[Data listing]
>>>

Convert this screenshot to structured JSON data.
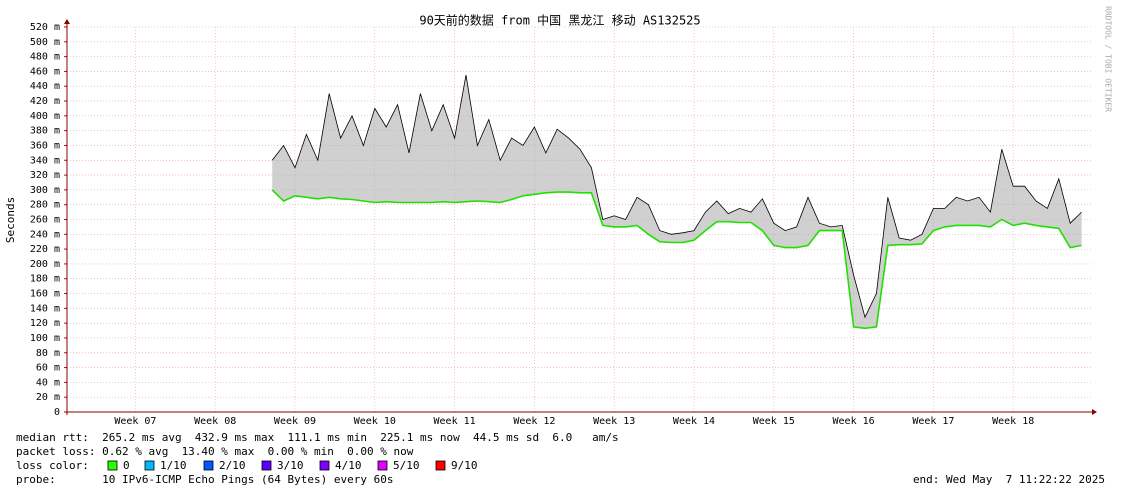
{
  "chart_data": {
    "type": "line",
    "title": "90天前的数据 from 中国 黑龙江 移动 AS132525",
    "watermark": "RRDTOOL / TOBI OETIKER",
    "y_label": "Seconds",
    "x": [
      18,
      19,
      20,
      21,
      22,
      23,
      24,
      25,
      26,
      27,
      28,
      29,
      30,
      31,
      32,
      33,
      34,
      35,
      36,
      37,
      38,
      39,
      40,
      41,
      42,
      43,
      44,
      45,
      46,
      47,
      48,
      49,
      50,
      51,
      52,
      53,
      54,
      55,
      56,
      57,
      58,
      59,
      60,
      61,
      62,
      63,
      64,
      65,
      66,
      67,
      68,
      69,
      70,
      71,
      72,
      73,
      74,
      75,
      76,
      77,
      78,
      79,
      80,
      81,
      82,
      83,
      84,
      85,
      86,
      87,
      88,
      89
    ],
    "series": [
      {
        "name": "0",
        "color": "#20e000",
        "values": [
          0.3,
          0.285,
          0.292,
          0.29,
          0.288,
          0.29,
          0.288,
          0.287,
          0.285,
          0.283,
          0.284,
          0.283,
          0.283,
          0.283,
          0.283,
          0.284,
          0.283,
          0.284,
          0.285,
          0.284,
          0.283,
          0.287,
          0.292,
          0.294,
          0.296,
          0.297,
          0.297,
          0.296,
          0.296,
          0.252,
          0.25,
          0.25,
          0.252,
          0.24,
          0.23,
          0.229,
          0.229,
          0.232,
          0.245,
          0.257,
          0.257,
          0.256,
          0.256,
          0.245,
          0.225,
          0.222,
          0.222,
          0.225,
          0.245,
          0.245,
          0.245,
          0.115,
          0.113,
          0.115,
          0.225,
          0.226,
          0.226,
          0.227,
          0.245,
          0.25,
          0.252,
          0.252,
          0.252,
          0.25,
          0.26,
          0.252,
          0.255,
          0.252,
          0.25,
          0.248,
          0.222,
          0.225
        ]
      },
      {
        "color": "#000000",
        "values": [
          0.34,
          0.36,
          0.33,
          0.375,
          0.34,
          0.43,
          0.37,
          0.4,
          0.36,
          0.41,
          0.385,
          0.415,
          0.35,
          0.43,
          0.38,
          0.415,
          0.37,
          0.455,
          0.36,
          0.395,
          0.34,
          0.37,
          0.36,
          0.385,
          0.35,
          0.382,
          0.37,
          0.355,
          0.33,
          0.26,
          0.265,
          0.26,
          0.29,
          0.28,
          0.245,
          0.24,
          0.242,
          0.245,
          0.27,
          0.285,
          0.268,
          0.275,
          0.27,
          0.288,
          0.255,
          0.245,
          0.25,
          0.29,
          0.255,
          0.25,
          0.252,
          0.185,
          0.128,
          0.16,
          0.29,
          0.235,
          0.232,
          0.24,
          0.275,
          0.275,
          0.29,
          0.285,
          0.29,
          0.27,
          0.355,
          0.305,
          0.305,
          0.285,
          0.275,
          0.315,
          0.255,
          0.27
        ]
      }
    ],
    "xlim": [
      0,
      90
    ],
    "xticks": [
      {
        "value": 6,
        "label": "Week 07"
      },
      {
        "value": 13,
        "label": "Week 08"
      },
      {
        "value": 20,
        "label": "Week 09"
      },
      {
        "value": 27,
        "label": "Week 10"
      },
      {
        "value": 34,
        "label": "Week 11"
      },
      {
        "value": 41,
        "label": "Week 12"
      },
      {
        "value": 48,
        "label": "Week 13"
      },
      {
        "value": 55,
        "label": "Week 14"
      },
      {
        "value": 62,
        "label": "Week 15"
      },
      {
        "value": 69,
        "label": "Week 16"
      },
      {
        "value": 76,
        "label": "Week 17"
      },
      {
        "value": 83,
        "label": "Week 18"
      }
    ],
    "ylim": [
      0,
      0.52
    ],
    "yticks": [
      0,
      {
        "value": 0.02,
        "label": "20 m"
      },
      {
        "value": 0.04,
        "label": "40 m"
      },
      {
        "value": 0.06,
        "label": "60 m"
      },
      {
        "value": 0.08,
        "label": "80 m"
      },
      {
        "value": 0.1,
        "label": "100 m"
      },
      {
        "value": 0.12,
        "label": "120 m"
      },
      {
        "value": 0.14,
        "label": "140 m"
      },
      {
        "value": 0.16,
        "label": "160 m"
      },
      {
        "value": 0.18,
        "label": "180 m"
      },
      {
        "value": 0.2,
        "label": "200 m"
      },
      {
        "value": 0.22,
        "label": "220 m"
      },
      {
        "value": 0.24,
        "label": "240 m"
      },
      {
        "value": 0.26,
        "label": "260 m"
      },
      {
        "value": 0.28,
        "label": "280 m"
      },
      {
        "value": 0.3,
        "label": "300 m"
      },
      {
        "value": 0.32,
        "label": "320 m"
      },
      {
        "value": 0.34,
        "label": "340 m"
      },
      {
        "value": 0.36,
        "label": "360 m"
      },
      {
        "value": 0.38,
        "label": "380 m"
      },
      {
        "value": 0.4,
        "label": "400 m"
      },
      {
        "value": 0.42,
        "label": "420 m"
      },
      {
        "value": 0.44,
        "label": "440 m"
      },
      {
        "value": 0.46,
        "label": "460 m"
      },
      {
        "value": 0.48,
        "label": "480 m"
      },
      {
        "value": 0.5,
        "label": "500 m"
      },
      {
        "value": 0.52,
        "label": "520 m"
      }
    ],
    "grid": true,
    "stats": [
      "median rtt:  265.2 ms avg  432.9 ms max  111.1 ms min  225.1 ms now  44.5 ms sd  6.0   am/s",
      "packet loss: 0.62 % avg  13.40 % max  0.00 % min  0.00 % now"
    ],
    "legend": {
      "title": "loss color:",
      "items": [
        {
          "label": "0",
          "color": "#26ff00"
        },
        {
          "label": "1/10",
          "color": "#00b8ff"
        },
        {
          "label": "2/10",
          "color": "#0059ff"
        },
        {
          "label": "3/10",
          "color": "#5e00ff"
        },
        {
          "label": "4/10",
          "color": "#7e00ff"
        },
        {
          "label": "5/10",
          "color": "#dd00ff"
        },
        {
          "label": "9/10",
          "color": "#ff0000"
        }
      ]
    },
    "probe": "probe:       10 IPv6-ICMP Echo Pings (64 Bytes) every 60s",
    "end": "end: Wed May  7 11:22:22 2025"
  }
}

<<<

» **WORK TO COMPLETE**
Collect every line from the records above that contains the word "title".

» **RESULT OF THE EXERCISE**
    "title": "90天前的数据 from 中国 黑龙江 移动 AS132525",
      "title": "loss color:",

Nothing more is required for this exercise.